**WRITTEN PROBLEM**
For the entries below, how many lines include the word "name"? Give the figure and nothing more.

[Dataset rows about figures]
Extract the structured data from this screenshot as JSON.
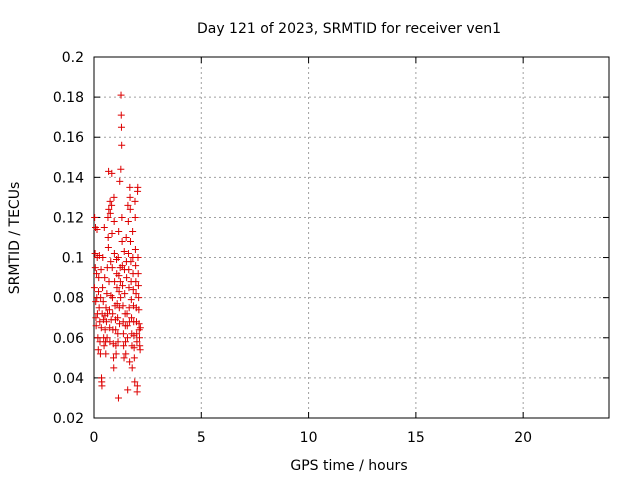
{
  "chart_data": {
    "type": "scatter",
    "title": "Day 121 of 2023, SRMTID for receiver ven1",
    "xlabel": "GPS time / hours",
    "ylabel": "SRMTID / TECUs",
    "xlim": [
      0,
      24
    ],
    "ylim": [
      0.02,
      0.2
    ],
    "xticks": [
      0,
      5,
      10,
      15,
      20
    ],
    "xtick_labels": [
      "0",
      "5",
      "10",
      "15",
      "20"
    ],
    "yticks": [
      0.02,
      0.04,
      0.06,
      0.08,
      0.1,
      0.12,
      0.14,
      0.16,
      0.18,
      0.2
    ],
    "ytick_labels": [
      "0.02",
      "0.04",
      "0.06",
      "0.08",
      "0.1",
      "0.12",
      "0.14",
      "0.16",
      "0.18",
      "0.2"
    ],
    "grid": true,
    "marker": "+",
    "color": "#dd0000",
    "series": [
      {
        "name": "SRMTID",
        "points": [
          [
            0.02,
            0.085
          ],
          [
            0.03,
            0.12
          ],
          [
            0.05,
            0.102
          ],
          [
            0.06,
            0.095
          ],
          [
            0.07,
            0.115
          ],
          [
            0.08,
            0.078
          ],
          [
            0.09,
            0.07
          ],
          [
            0.1,
            0.066
          ],
          [
            0.12,
            0.092
          ],
          [
            0.13,
            0.08
          ],
          [
            0.14,
            0.114
          ],
          [
            0.15,
            0.1
          ],
          [
            0.16,
            0.072
          ],
          [
            0.18,
            0.06
          ],
          [
            0.2,
            0.054
          ],
          [
            0.21,
            0.083
          ],
          [
            0.22,
            0.09
          ],
          [
            0.24,
            0.075
          ],
          [
            0.25,
            0.101
          ],
          [
            0.27,
            0.068
          ],
          [
            0.28,
            0.058
          ],
          [
            0.3,
            0.052
          ],
          [
            0.31,
            0.08
          ],
          [
            0.33,
            0.094
          ],
          [
            0.34,
            0.065
          ],
          [
            0.35,
            0.04
          ],
          [
            0.36,
            0.038
          ],
          [
            0.37,
            0.036
          ],
          [
            0.38,
            0.072
          ],
          [
            0.4,
            0.085
          ],
          [
            0.41,
            0.1
          ],
          [
            0.43,
            0.078
          ],
          [
            0.44,
            0.069
          ],
          [
            0.45,
            0.06
          ],
          [
            0.47,
            0.056
          ],
          [
            0.48,
            0.115
          ],
          [
            0.5,
            0.09
          ],
          [
            0.51,
            0.071
          ],
          [
            0.52,
            0.064
          ],
          [
            0.54,
            0.058
          ],
          [
            0.55,
            0.052
          ],
          [
            0.56,
            0.075
          ],
          [
            0.58,
            0.068
          ],
          [
            0.6,
            0.082
          ],
          [
            0.61,
            0.06
          ],
          [
            0.62,
            0.095
          ],
          [
            0.63,
            0.072
          ],
          [
            0.65,
            0.12
          ],
          [
            0.66,
            0.11
          ],
          [
            0.67,
            0.105
          ],
          [
            0.68,
            0.143
          ],
          [
            0.69,
            0.124
          ],
          [
            0.7,
            0.088
          ],
          [
            0.72,
            0.074
          ],
          [
            0.73,
            0.065
          ],
          [
            0.74,
            0.058
          ],
          [
            0.75,
            0.128
          ],
          [
            0.76,
            0.122
          ],
          [
            0.78,
            0.098
          ],
          [
            0.79,
            0.081
          ],
          [
            0.8,
            0.069
          ],
          [
            0.82,
            0.126
          ],
          [
            0.83,
            0.142
          ],
          [
            0.84,
            0.112
          ],
          [
            0.85,
            0.095
          ],
          [
            0.86,
            0.08
          ],
          [
            0.87,
            0.072
          ],
          [
            0.88,
            0.064
          ],
          [
            0.9,
            0.057
          ],
          [
            0.91,
            0.05
          ],
          [
            0.92,
            0.045
          ],
          [
            0.93,
            0.13
          ],
          [
            0.94,
            0.118
          ],
          [
            0.95,
            0.102
          ],
          [
            0.96,
            0.088
          ],
          [
            0.98,
            0.076
          ],
          [
            1.0,
            0.069
          ],
          [
            1.01,
            0.064
          ],
          [
            1.02,
            0.056
          ],
          [
            1.03,
            0.052
          ],
          [
            1.05,
            0.099
          ],
          [
            1.06,
            0.092
          ],
          [
            1.07,
            0.085
          ],
          [
            1.08,
            0.077
          ],
          [
            1.1,
            0.07
          ],
          [
            1.11,
            0.062
          ],
          [
            1.12,
            0.058
          ],
          [
            1.13,
            0.1
          ],
          [
            1.14,
            0.03
          ],
          [
            1.15,
            0.113
          ],
          [
            1.16,
            0.091
          ],
          [
            1.17,
            0.083
          ],
          [
            1.18,
            0.075
          ],
          [
            1.19,
            0.067
          ],
          [
            1.2,
            0.138
          ],
          [
            1.22,
            0.095
          ],
          [
            1.23,
            0.088
          ],
          [
            1.24,
            0.08
          ],
          [
            1.25,
            0.144
          ],
          [
            1.26,
            0.181
          ],
          [
            1.27,
            0.171
          ],
          [
            1.28,
            0.165
          ],
          [
            1.29,
            0.156
          ],
          [
            1.3,
            0.12
          ],
          [
            1.31,
            0.108
          ],
          [
            1.32,
            0.096
          ],
          [
            1.33,
            0.086
          ],
          [
            1.35,
            0.076
          ],
          [
            1.36,
            0.068
          ],
          [
            1.37,
            0.062
          ],
          [
            1.38,
            0.056
          ],
          [
            1.4,
            0.05
          ],
          [
            1.41,
            0.103
          ],
          [
            1.42,
            0.094
          ],
          [
            1.43,
            0.082
          ],
          [
            1.45,
            0.072
          ],
          [
            1.46,
            0.066
          ],
          [
            1.47,
            0.058
          ],
          [
            1.48,
            0.052
          ],
          [
            1.5,
            0.11
          ],
          [
            1.51,
            0.098
          ],
          [
            1.52,
            0.09
          ],
          [
            1.54,
            0.072
          ],
          [
            1.55,
            0.066
          ],
          [
            1.56,
            0.06
          ],
          [
            1.57,
            0.034
          ],
          [
            1.58,
            0.126
          ],
          [
            1.6,
            0.118
          ],
          [
            1.61,
            0.102
          ],
          [
            1.62,
            0.094
          ],
          [
            1.63,
            0.085
          ],
          [
            1.64,
            0.075
          ],
          [
            1.65,
            0.068
          ],
          [
            1.66,
            0.048
          ],
          [
            1.67,
            0.135
          ],
          [
            1.68,
            0.13
          ],
          [
            1.69,
            0.124
          ],
          [
            1.7,
            0.108
          ],
          [
            1.72,
            0.098
          ],
          [
            1.73,
            0.088
          ],
          [
            1.74,
            0.079
          ],
          [
            1.75,
            0.07
          ],
          [
            1.76,
            0.062
          ],
          [
            1.77,
            0.056
          ],
          [
            1.78,
            0.045
          ],
          [
            1.8,
            0.113
          ],
          [
            1.81,
            0.1
          ],
          [
            1.82,
            0.092
          ],
          [
            1.83,
            0.084
          ],
          [
            1.84,
            0.076
          ],
          [
            1.85,
            0.068
          ],
          [
            1.86,
            0.061
          ],
          [
            1.87,
            0.055
          ],
          [
            1.88,
            0.05
          ],
          [
            1.9,
            0.038
          ],
          [
            1.91,
            0.128
          ],
          [
            1.92,
            0.12
          ],
          [
            1.93,
            0.104
          ],
          [
            1.94,
            0.096
          ],
          [
            1.95,
            0.088
          ],
          [
            1.96,
            0.082
          ],
          [
            1.97,
            0.075
          ],
          [
            1.98,
            0.068
          ],
          [
            1.99,
            0.062
          ],
          [
            2.0,
            0.058
          ],
          [
            2.01,
            0.033
          ],
          [
            2.02,
            0.036
          ],
          [
            2.03,
            0.133
          ],
          [
            2.04,
            0.135
          ],
          [
            2.05,
            0.1
          ],
          [
            2.06,
            0.092
          ],
          [
            2.07,
            0.086
          ],
          [
            2.08,
            0.08
          ],
          [
            2.09,
            0.074
          ],
          [
            2.1,
            0.067
          ],
          [
            2.11,
            0.064
          ],
          [
            2.12,
            0.06
          ],
          [
            2.13,
            0.056
          ],
          [
            2.15,
            0.054
          ],
          [
            2.16,
            0.065
          ]
        ]
      }
    ]
  }
}
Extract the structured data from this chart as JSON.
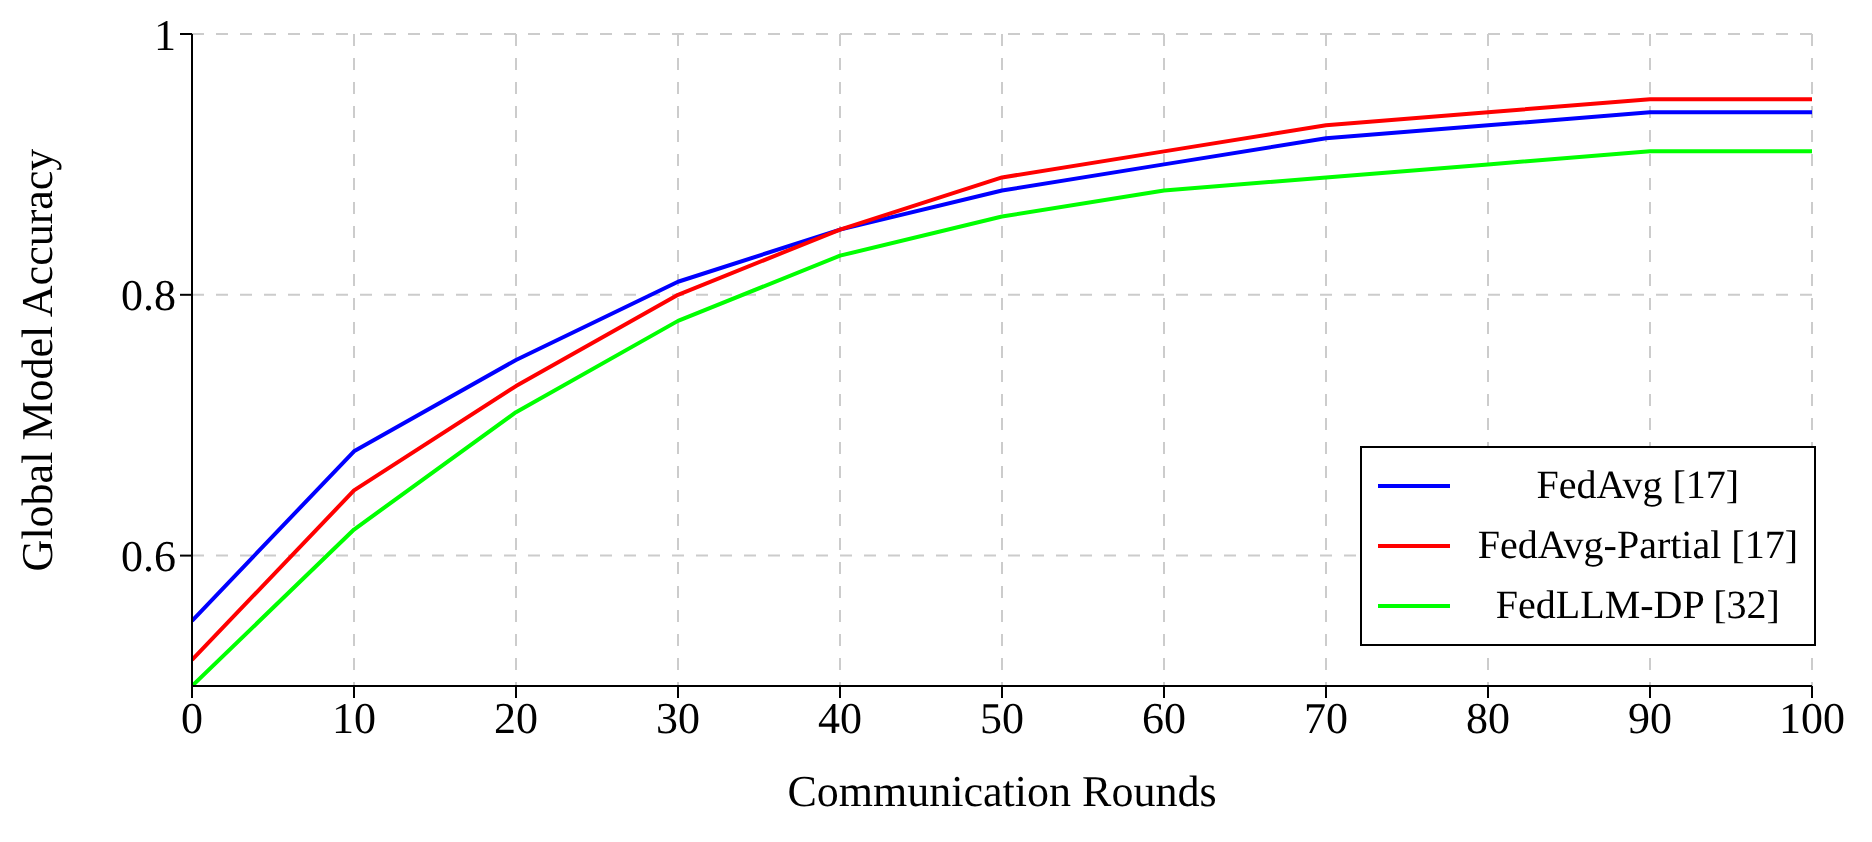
{
  "chart_data": {
    "type": "line",
    "xlabel": "Communication Rounds",
    "ylabel": "Global Model Accuracy",
    "x": [
      0,
      10,
      20,
      30,
      40,
      50,
      60,
      70,
      80,
      90,
      100
    ],
    "series": [
      {
        "name": "FedAvg [17]",
        "color": "#0000ff",
        "values": [
          0.55,
          0.68,
          0.75,
          0.81,
          0.85,
          0.88,
          0.9,
          0.92,
          0.93,
          0.94,
          0.94
        ]
      },
      {
        "name": "FedAvg-Partial [17]",
        "color": "#ff0000",
        "values": [
          0.52,
          0.65,
          0.73,
          0.8,
          0.85,
          0.89,
          0.91,
          0.93,
          0.94,
          0.95,
          0.95
        ]
      },
      {
        "name": "FedLLM-DP [32]",
        "color": "#00ff00",
        "values": [
          0.5,
          0.62,
          0.71,
          0.78,
          0.83,
          0.86,
          0.88,
          0.89,
          0.9,
          0.91,
          0.91
        ]
      }
    ],
    "xlim": [
      0,
      100
    ],
    "xticks": [
      0,
      10,
      20,
      30,
      40,
      50,
      60,
      70,
      80,
      90,
      100
    ],
    "ylim": [
      0.5,
      1
    ],
    "yticks": [
      0.6,
      0.8,
      1
    ],
    "grid": true,
    "legend": "bottom right",
    "marker": "none",
    "line_style": "solid"
  }
}
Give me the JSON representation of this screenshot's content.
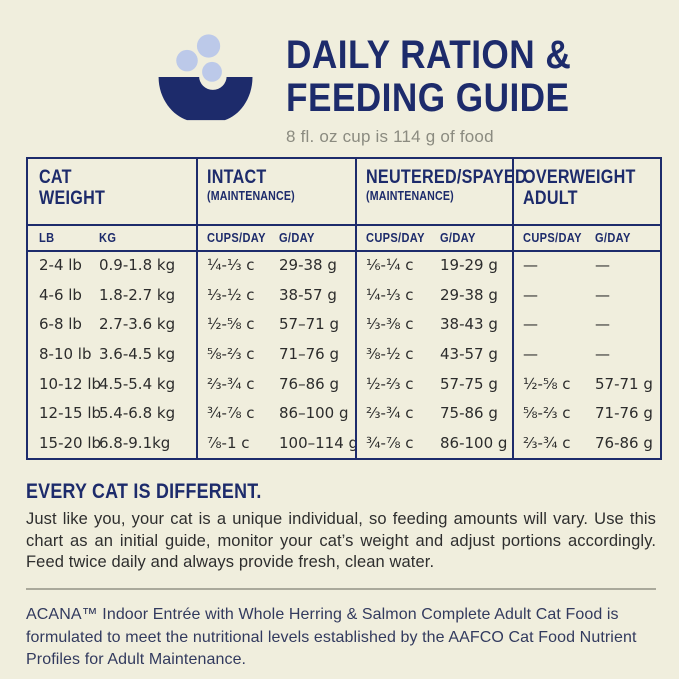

**FULL ANSWER**
4